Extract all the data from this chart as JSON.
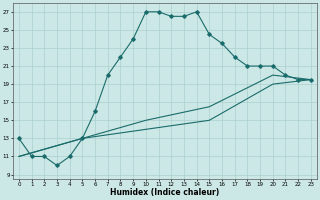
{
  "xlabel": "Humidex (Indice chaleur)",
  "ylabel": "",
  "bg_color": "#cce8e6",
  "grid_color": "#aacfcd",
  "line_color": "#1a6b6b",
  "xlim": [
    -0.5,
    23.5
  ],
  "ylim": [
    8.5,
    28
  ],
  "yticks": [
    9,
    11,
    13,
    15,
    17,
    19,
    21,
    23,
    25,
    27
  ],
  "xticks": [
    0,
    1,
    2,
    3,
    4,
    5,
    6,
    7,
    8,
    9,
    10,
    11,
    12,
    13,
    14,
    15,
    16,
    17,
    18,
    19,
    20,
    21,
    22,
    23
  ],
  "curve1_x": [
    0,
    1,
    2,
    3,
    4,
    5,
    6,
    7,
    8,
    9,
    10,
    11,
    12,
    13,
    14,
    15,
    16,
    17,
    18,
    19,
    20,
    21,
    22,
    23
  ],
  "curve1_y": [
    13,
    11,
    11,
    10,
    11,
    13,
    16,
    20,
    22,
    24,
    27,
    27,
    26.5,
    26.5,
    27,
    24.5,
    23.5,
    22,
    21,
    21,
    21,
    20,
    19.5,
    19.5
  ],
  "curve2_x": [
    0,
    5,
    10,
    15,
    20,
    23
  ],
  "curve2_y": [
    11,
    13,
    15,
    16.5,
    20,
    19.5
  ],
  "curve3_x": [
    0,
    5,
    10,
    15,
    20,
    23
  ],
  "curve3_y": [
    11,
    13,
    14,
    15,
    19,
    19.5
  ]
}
━━━━━━━━━━━━━━━━
*Your task:*
Leave the images out, please, and restate each line word for word.

*Written solution:*
Extract all the data from this chart as JSON.
{
  "xlabel": "Humidex (Indice chaleur)",
  "ylabel": "",
  "bg_color": "#cce8e6",
  "grid_color": "#aacfcd",
  "line_color": "#1a6b6b",
  "xlim": [
    -0.5,
    23.5
  ],
  "ylim": [
    8.5,
    28
  ],
  "yticks": [
    9,
    11,
    13,
    15,
    17,
    19,
    21,
    23,
    25,
    27
  ],
  "xticks": [
    0,
    1,
    2,
    3,
    4,
    5,
    6,
    7,
    8,
    9,
    10,
    11,
    12,
    13,
    14,
    15,
    16,
    17,
    18,
    19,
    20,
    21,
    22,
    23
  ],
  "curve1_x": [
    0,
    1,
    2,
    3,
    4,
    5,
    6,
    7,
    8,
    9,
    10,
    11,
    12,
    13,
    14,
    15,
    16,
    17,
    18,
    19,
    20,
    21,
    22,
    23
  ],
  "curve1_y": [
    13,
    11,
    11,
    10,
    11,
    13,
    16,
    20,
    22,
    24,
    27,
    27,
    26.5,
    26.5,
    27,
    24.5,
    23.5,
    22,
    21,
    21,
    21,
    20,
    19.5,
    19.5
  ],
  "curve2_x": [
    0,
    5,
    10,
    15,
    20,
    23
  ],
  "curve2_y": [
    11,
    13,
    15,
    16.5,
    20,
    19.5
  ],
  "curve3_x": [
    0,
    5,
    10,
    15,
    20,
    23
  ],
  "curve3_y": [
    11,
    13,
    14,
    15,
    19,
    19.5
  ]
}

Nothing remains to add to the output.